■ **Your objective**
Copy out every line exactly, passing over the pictures.

--- Data supplied ---

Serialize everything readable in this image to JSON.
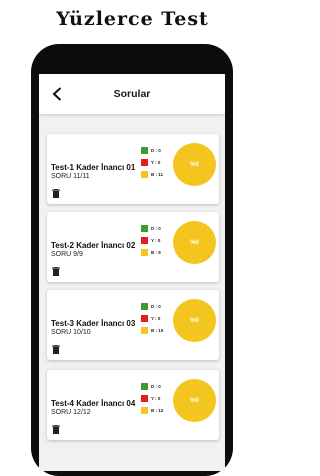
{
  "headline": "Yüzlerce Test",
  "appbar": {
    "title": "Sorular",
    "back_icon": "arrow-left-icon"
  },
  "colors": {
    "correct": "#3e9b2c",
    "wrong": "#e02020",
    "blank": "#f5c51f"
  },
  "tests": [
    {
      "title": "Test-1 Kader İnancı 01",
      "progress": "SORU 11/11",
      "correct": "D : 0",
      "wrong": "Y : 0",
      "blank": "B : 11",
      "percent": "%0"
    },
    {
      "title": "Test-2 Kader İnancı 02",
      "progress": "SORU 9/9",
      "correct": "D : 0",
      "wrong": "Y : 0",
      "blank": "B : 9",
      "percent": "%0"
    },
    {
      "title": "Test-3 Kader İnancı 03",
      "progress": "SORU 10/10",
      "correct": "D : 0",
      "wrong": "Y : 0",
      "blank": "B : 10",
      "percent": "%0"
    },
    {
      "title": "Test-4 Kader İnancı 04",
      "progress": "SORU 12/12",
      "correct": "D : 0",
      "wrong": "Y : 0",
      "blank": "B : 12",
      "percent": "%0"
    }
  ]
}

---

■ **Answer to this exercise**
Serialize everything readable in this image to JSON.
{
  "headline": "Yüzlerce Test",
  "appbar": {
    "title": "Sorular",
    "back_icon": "arrow-left-icon"
  },
  "colors": {
    "correct": "#3e9b2c",
    "wrong": "#e02020",
    "blank": "#f5c51f"
  },
  "tests": [
    {
      "title": "Test-1 Kader İnancı 01",
      "progress": "SORU 11/11",
      "correct": "D : 0",
      "wrong": "Y : 0",
      "blank": "B : 11",
      "percent": "%0"
    },
    {
      "title": "Test-2 Kader İnancı 02",
      "progress": "SORU 9/9",
      "correct": "D : 0",
      "wrong": "Y : 0",
      "blank": "B : 9",
      "percent": "%0"
    },
    {
      "title": "Test-3 Kader İnancı 03",
      "progress": "SORU 10/10",
      "correct": "D : 0",
      "wrong": "Y : 0",
      "blank": "B : 10",
      "percent": "%0"
    },
    {
      "title": "Test-4 Kader İnancı 04",
      "progress": "SORU 12/12",
      "correct": "D : 0",
      "wrong": "Y : 0",
      "blank": "B : 12",
      "percent": "%0"
    }
  ]
}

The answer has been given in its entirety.